# What the task requires
List the lines of this listing that hold the word "output".

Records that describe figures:

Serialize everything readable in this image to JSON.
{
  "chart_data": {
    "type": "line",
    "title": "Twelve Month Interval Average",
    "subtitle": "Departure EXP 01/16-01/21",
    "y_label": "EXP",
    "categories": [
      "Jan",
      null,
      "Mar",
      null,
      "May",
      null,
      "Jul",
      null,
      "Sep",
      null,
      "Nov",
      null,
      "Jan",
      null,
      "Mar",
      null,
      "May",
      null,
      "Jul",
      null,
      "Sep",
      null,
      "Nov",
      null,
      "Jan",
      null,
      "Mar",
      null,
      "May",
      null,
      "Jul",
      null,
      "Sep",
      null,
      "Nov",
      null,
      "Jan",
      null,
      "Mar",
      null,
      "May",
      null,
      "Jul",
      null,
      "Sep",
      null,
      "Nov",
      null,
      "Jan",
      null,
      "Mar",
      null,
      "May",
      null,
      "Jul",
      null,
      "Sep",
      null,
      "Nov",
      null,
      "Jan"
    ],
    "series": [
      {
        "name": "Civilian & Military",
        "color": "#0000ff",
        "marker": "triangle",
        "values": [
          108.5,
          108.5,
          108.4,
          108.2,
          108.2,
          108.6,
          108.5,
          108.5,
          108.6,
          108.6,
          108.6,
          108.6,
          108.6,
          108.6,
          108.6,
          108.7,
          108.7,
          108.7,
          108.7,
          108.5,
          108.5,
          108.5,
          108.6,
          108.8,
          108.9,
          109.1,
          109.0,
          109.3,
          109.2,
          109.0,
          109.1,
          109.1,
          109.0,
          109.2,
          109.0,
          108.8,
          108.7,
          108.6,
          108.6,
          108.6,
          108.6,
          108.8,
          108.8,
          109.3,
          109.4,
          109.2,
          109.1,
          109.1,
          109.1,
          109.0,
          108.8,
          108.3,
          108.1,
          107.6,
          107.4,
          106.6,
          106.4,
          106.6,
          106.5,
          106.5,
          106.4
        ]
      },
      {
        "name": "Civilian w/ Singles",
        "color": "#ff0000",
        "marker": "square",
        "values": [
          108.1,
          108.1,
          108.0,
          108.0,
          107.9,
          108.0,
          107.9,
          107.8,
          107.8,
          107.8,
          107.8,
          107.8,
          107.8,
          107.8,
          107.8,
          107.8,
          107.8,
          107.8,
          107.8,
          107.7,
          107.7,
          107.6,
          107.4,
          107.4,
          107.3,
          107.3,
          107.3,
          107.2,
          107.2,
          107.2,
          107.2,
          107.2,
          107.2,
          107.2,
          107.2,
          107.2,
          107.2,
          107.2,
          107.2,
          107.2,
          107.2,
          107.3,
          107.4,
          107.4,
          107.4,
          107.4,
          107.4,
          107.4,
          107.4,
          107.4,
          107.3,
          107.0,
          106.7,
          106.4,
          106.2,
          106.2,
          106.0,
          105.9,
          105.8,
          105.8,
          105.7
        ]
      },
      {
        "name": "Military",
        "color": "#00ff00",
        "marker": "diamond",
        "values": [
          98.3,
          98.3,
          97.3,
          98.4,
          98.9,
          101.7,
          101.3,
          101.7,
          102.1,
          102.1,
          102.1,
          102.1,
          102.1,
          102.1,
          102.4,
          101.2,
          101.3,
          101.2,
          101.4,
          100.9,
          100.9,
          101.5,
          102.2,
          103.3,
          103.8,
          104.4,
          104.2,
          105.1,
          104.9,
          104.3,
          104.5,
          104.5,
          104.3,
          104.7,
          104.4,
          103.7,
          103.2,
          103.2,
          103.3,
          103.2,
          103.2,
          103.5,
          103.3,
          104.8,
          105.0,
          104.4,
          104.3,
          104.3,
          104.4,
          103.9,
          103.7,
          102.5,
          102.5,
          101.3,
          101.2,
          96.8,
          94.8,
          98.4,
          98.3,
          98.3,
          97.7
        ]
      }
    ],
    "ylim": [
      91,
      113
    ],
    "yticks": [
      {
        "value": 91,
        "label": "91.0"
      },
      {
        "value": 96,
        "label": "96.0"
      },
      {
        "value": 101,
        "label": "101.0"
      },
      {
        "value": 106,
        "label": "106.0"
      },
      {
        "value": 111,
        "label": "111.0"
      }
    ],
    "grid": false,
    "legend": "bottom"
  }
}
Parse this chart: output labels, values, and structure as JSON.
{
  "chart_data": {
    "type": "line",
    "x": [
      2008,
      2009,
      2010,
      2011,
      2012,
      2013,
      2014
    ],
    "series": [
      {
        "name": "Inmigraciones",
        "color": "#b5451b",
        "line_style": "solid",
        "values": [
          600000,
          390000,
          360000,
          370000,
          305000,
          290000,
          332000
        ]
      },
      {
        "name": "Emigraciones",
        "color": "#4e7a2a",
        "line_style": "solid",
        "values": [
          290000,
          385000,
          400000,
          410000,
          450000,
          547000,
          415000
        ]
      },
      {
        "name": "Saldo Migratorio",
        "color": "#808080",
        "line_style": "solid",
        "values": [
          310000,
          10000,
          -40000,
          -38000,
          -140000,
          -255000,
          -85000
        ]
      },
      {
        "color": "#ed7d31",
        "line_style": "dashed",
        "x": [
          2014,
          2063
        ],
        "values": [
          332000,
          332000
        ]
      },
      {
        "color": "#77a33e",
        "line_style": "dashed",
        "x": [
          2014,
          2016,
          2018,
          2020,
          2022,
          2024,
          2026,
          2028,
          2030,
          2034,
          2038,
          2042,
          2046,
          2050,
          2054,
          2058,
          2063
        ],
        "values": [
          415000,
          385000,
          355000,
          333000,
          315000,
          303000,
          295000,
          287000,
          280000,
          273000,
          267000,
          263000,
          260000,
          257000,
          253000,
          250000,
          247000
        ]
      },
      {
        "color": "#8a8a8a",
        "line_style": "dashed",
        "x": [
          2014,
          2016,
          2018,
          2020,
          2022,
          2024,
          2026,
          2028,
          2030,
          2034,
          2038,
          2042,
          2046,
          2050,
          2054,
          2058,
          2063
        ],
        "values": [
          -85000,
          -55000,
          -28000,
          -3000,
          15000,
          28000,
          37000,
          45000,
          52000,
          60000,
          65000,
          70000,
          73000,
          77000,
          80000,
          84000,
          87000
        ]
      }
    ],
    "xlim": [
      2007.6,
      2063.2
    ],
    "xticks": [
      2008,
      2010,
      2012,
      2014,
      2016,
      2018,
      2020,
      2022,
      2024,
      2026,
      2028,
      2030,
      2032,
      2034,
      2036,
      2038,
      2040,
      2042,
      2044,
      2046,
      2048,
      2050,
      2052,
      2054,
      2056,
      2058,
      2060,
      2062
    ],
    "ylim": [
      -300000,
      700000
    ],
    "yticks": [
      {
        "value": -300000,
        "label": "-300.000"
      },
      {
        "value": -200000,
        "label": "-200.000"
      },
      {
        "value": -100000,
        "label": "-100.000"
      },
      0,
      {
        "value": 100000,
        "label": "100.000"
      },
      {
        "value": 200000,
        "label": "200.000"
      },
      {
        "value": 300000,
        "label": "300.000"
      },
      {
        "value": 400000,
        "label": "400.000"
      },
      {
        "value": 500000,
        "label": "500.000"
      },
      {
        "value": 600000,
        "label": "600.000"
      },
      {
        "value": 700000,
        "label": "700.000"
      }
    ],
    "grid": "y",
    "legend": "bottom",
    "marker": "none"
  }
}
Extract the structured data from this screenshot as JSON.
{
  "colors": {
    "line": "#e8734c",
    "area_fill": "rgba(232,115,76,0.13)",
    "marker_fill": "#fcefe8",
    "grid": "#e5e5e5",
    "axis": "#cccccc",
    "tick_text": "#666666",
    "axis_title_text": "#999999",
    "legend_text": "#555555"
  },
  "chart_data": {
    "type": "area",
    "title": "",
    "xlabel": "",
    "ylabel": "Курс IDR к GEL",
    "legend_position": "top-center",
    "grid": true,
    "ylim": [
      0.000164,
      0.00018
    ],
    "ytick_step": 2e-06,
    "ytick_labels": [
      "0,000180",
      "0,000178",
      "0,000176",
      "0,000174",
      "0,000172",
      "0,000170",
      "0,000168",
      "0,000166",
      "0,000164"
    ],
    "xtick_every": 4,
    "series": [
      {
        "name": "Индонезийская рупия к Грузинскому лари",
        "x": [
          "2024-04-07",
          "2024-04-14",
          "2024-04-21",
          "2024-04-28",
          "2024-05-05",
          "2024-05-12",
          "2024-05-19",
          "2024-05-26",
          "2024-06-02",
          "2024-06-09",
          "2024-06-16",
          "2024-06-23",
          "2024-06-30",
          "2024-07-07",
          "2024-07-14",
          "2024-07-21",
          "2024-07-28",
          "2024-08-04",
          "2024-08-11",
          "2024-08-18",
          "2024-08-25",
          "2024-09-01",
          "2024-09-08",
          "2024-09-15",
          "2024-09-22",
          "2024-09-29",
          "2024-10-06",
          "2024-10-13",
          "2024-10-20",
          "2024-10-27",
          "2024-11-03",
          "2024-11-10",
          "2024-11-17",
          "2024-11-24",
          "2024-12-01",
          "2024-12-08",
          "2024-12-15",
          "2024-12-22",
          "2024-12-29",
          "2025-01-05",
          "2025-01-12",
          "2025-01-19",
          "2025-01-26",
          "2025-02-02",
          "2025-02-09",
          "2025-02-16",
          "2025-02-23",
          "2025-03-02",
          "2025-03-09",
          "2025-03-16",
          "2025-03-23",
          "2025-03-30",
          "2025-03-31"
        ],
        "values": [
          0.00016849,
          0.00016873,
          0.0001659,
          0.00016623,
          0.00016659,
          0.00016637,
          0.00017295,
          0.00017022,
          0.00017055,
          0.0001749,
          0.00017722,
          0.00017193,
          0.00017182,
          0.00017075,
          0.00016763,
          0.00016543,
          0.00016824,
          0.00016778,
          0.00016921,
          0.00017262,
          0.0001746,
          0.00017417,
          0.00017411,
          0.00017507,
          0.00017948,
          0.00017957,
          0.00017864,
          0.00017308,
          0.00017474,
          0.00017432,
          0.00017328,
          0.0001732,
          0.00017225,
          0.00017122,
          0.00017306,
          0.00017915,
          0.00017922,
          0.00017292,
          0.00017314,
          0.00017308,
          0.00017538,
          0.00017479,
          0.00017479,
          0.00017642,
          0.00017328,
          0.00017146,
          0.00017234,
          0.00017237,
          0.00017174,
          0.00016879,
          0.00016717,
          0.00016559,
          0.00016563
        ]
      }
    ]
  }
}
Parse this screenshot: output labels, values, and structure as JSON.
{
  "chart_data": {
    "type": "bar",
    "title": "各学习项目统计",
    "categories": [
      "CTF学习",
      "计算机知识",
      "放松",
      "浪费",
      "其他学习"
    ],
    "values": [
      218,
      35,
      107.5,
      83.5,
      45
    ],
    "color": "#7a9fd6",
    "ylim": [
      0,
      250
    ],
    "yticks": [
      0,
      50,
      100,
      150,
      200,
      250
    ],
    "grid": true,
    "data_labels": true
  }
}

# Solved exercise
Parse this chart: output labels, values, and structure as JSON.
Parse this screenshot: output labels, values, and structure as JSON.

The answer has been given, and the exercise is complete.